Data to process:

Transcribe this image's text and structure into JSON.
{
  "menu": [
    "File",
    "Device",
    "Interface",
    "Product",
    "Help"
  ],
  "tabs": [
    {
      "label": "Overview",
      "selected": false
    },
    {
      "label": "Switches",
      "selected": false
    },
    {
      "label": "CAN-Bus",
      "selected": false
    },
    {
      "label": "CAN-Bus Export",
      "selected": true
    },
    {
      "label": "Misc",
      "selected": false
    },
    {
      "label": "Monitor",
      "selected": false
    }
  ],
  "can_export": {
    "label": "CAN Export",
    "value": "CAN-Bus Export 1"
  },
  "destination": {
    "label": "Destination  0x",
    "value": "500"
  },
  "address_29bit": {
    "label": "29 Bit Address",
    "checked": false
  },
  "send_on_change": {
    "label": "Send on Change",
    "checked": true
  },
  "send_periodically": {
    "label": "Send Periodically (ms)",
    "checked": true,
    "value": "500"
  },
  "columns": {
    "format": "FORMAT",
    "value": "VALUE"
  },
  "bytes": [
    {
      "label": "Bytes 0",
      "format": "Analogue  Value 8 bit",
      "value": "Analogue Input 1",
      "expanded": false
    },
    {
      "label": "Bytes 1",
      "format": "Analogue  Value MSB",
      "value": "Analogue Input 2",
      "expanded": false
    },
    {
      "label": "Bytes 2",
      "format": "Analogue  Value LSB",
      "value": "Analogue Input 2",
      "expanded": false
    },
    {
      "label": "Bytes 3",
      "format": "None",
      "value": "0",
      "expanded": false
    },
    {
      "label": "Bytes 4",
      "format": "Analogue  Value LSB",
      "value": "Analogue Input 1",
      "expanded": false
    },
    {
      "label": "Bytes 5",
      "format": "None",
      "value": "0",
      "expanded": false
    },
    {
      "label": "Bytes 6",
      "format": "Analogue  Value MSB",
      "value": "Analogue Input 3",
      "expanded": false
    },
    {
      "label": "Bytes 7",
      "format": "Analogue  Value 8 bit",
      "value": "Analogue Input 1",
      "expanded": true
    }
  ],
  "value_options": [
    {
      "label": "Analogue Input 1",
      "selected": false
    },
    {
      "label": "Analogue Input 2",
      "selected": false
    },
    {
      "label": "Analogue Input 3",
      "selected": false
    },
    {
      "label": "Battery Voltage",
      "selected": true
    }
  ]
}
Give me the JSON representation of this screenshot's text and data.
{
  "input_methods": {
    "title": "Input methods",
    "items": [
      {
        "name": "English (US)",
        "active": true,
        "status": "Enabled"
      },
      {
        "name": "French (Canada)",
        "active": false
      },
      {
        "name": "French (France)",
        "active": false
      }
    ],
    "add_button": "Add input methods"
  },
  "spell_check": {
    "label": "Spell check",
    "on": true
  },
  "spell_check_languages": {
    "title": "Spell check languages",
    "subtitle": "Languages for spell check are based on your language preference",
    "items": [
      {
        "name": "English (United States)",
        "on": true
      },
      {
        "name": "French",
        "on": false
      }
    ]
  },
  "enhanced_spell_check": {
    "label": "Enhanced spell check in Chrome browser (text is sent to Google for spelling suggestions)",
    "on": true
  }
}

Written exercise:
Repeat all of the records above exactly as they appear.

Full output:
Transcribe this image's text and structure into JSON.
{
  "menu": [
    "File",
    "Device",
    "Interface",
    "Product",
    "Help"
  ],
  "tabs": [
    {
      "label": "Overview",
      "selected": false
    },
    {
      "label": "Switches",
      "selected": false
    },
    {
      "label": "CAN-Bus",
      "selected": false
    },
    {
      "label": "CAN-Bus Export",
      "selected": true
    },
    {
      "label": "Misc",
      "selected": false
    },
    {
      "label": "Monitor",
      "selected": false
    }
  ],
  "can_export": {
    "label": "CAN Export",
    "value": "CAN-Bus Export 1"
  },
  "destination": {
    "label": "Destination  0x",
    "value": "500"
  },
  "address_29bit": {
    "label": "29 Bit Address",
    "checked": false
  },
  "send_on_change": {
    "label": "Send on Change",
    "checked": true
  },
  "send_periodically": {
    "label": "Send Periodically (ms)",
    "checked": true,
    "value": "500"
  },
  "columns": {
    "format": "FORMAT",
    "value": "VALUE"
  },
  "bytes": [
    {
      "label": "Bytes 0",
      "format": "Analogue  Value 8 bit",
      "value": "Analogue Input 1",
      "expanded": false
    },
    {
      "label": "Bytes 1",
      "format": "Analogue  Value MSB",
      "value": "Analogue Input 2",
      "expanded": false
    },
    {
      "label": "Bytes 2",
      "format": "Analogue  Value LSB",
      "value": "Analogue Input 2",
      "expanded": false
    },
    {
      "label": "Bytes 3",
      "format": "None",
      "value": "0",
      "expanded": false
    },
    {
      "label": "Bytes 4",
      "format": "Analogue  Value LSB",
      "value": "Analogue Input 1",
      "expanded": false
    },
    {
      "label": "Bytes 5",
      "format": "None",
      "value": "0",
      "expanded": false
    },
    {
      "label": "Bytes 6",
      "format": "Analogue  Value MSB",
      "value": "Analogue Input 3",
      "expanded": false
    },
    {
      "label": "Bytes 7",
      "format": "Analogue  Value 8 bit",
      "value": "Analogue Input 1",
      "expanded": true
    }
  ],
  "value_options": [
    {
      "label": "Analogue Input 1",
      "selected": false
    },
    {
      "label": "Analogue Input 2",
      "selected": false
    },
    {
      "label": "Analogue Input 3",
      "selected": false
    },
    {
      "label": "Battery Voltage",
      "selected": true
    }
  ]
}
Give me the JSON representation of this screenshot's text and data.
{
  "input_methods": {
    "title": "Input methods",
    "items": [
      {
        "name": "English (US)",
        "active": true,
        "status": "Enabled"
      },
      {
        "name": "French (Canada)",
        "active": false
      },
      {
        "name": "French (France)",
        "active": false
      }
    ],
    "add_button": "Add input methods"
  },
  "spell_check": {
    "label": "Spell check",
    "on": true
  },
  "spell_check_languages": {
    "title": "Spell check languages",
    "subtitle": "Languages for spell check are based on your language preference",
    "items": [
      {
        "name": "English (United States)",
        "on": true
      },
      {
        "name": "French",
        "on": false
      }
    ]
  },
  "enhanced_spell_check": {
    "label": "Enhanced spell check in Chrome browser (text is sent to Google for spelling suggestions)",
    "on": true
  }
}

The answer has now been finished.